- [The input]

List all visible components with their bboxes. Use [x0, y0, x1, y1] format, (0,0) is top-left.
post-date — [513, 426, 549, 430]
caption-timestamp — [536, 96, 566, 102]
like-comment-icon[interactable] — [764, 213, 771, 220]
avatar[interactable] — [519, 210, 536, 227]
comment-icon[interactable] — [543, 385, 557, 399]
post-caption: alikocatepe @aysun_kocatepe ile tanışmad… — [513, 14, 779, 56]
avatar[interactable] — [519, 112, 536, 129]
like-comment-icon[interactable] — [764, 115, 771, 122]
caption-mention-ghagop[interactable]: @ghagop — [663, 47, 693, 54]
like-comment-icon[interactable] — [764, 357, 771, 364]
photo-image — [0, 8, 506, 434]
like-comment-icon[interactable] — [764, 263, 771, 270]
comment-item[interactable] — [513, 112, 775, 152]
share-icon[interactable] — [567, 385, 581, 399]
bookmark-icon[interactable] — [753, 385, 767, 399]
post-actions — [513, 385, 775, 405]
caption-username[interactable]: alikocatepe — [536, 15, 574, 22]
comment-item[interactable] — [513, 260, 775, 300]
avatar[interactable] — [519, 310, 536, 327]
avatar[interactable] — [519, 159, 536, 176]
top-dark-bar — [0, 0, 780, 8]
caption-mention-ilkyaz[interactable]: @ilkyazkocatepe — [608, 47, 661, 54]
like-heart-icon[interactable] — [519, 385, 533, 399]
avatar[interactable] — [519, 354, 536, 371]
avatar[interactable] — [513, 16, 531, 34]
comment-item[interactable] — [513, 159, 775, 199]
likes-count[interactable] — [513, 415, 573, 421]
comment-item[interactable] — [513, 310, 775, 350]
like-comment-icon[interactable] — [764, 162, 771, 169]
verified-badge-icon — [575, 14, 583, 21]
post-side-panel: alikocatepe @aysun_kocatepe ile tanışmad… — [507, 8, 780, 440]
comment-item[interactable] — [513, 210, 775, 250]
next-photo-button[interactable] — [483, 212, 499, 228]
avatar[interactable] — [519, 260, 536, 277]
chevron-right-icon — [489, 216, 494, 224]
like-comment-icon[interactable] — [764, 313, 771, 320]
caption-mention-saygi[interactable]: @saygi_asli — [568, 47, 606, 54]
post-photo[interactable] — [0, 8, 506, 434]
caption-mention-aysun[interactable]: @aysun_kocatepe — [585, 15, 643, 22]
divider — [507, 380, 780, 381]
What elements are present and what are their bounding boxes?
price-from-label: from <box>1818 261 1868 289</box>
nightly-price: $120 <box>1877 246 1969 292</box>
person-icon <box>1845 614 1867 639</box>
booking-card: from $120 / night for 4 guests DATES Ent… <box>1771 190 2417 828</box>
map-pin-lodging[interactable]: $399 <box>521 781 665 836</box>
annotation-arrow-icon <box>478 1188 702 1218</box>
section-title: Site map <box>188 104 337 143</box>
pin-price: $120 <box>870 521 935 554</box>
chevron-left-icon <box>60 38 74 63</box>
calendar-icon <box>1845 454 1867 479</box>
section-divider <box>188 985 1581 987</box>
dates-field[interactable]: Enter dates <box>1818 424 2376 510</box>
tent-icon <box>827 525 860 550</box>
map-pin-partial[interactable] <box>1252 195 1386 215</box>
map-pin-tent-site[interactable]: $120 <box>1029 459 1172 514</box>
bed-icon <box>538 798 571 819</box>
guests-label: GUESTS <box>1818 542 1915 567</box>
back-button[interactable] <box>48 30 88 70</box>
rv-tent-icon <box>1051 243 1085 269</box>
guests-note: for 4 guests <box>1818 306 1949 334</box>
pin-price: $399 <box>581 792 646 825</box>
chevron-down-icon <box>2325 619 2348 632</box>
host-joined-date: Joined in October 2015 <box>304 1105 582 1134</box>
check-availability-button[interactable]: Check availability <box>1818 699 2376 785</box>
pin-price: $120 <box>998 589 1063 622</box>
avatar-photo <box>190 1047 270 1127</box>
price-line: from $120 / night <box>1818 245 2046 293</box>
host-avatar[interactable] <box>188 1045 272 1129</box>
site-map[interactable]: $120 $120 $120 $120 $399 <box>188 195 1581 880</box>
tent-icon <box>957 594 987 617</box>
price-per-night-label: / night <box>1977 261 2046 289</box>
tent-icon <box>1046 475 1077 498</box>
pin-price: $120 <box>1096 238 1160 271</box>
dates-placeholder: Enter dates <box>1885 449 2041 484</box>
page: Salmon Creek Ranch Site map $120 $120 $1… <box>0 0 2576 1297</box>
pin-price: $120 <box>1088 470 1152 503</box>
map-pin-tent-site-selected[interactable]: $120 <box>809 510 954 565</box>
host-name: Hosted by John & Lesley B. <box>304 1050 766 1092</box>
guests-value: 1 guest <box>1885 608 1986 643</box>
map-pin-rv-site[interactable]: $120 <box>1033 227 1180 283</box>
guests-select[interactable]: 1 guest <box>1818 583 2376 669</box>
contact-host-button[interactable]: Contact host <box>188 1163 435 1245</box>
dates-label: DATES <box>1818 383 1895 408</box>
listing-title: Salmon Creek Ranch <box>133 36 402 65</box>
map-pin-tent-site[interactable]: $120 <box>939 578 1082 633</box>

- [What needs to be done]
Reproduce word for word the lines from the start of the records through the line with "avatar[interactable] — [519, 112, 536, 129]".

- [Result]
List all visible components with their bboxes. Use [x0, y0, x1, y1] format, (0,0) is top-left.
post-date — [513, 426, 549, 430]
caption-timestamp — [536, 96, 566, 102]
like-comment-icon[interactable] — [764, 213, 771, 220]
avatar[interactable] — [519, 210, 536, 227]
comment-icon[interactable] — [543, 385, 557, 399]
post-caption: alikocatepe @aysun_kocatepe ile tanışmad… — [513, 14, 779, 56]
avatar[interactable] — [519, 112, 536, 129]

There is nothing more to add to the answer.